___ Provided data ___

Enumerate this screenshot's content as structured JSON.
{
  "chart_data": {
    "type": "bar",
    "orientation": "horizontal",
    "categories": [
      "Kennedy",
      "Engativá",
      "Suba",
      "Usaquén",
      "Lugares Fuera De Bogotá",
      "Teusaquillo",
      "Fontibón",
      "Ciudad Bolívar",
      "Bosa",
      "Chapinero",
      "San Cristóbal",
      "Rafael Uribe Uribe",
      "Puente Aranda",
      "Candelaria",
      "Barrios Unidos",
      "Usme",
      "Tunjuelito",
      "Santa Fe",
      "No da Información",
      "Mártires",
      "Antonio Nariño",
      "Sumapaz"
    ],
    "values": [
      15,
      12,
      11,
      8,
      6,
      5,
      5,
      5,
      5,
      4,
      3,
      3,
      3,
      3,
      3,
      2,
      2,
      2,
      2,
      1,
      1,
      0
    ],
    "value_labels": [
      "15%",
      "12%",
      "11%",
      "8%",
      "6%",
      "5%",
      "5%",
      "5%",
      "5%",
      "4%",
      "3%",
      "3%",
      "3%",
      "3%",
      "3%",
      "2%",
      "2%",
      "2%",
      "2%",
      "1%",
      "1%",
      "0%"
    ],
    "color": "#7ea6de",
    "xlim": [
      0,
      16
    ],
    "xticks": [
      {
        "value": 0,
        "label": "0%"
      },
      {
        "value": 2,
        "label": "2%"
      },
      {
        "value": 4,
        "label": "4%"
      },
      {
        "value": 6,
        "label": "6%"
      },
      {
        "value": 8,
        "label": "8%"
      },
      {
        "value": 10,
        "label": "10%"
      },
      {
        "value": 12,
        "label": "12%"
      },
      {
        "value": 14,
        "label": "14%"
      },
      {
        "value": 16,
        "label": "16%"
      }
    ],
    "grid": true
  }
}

___

§ Do this
Each line of the material should be duplicated exactly, please.

§ Task answer
Enumerate this screenshot's content as structured JSON.
{
  "chart_data": {
    "type": "bar",
    "orientation": "horizontal",
    "categories": [
      "Kennedy",
      "Engativá",
      "Suba",
      "Usaquén",
      "Lugares Fuera De Bogotá",
      "Teusaquillo",
      "Fontibón",
      "Ciudad Bolívar",
      "Bosa",
      "Chapinero",
      "San Cristóbal",
      "Rafael Uribe Uribe",
      "Puente Aranda",
      "Candelaria",
      "Barrios Unidos",
      "Usme",
      "Tunjuelito",
      "Santa Fe",
      "No da Información",
      "Mártires",
      "Antonio Nariño",
      "Sumapaz"
    ],
    "values": [
      15,
      12,
      11,
      8,
      6,
      5,
      5,
      5,
      5,
      4,
      3,
      3,
      3,
      3,
      3,
      2,
      2,
      2,
      2,
      1,
      1,
      0
    ],
    "value_labels": [
      "15%",
      "12%",
      "11%",
      "8%",
      "6%",
      "5%",
      "5%",
      "5%",
      "5%",
      "4%",
      "3%",
      "3%",
      "3%",
      "3%",
      "3%",
      "2%",
      "2%",
      "2%",
      "2%",
      "1%",
      "1%",
      "0%"
    ],
    "color": "#7ea6de",
    "xlim": [
      0,
      16
    ],
    "xticks": [
      {
        "value": 0,
        "label": "0%"
      },
      {
        "value": 2,
        "label": "2%"
      },
      {
        "value": 4,
        "label": "4%"
      },
      {
        "value": 6,
        "label": "6%"
      },
      {
        "value": 8,
        "label": "8%"
      },
      {
        "value": 10,
        "label": "10%"
      },
      {
        "value": 12,
        "label": "12%"
      },
      {
        "value": 14,
        "label": "14%"
      },
      {
        "value": 16,
        "label": "16%"
      }
    ],
    "grid": true
  }
}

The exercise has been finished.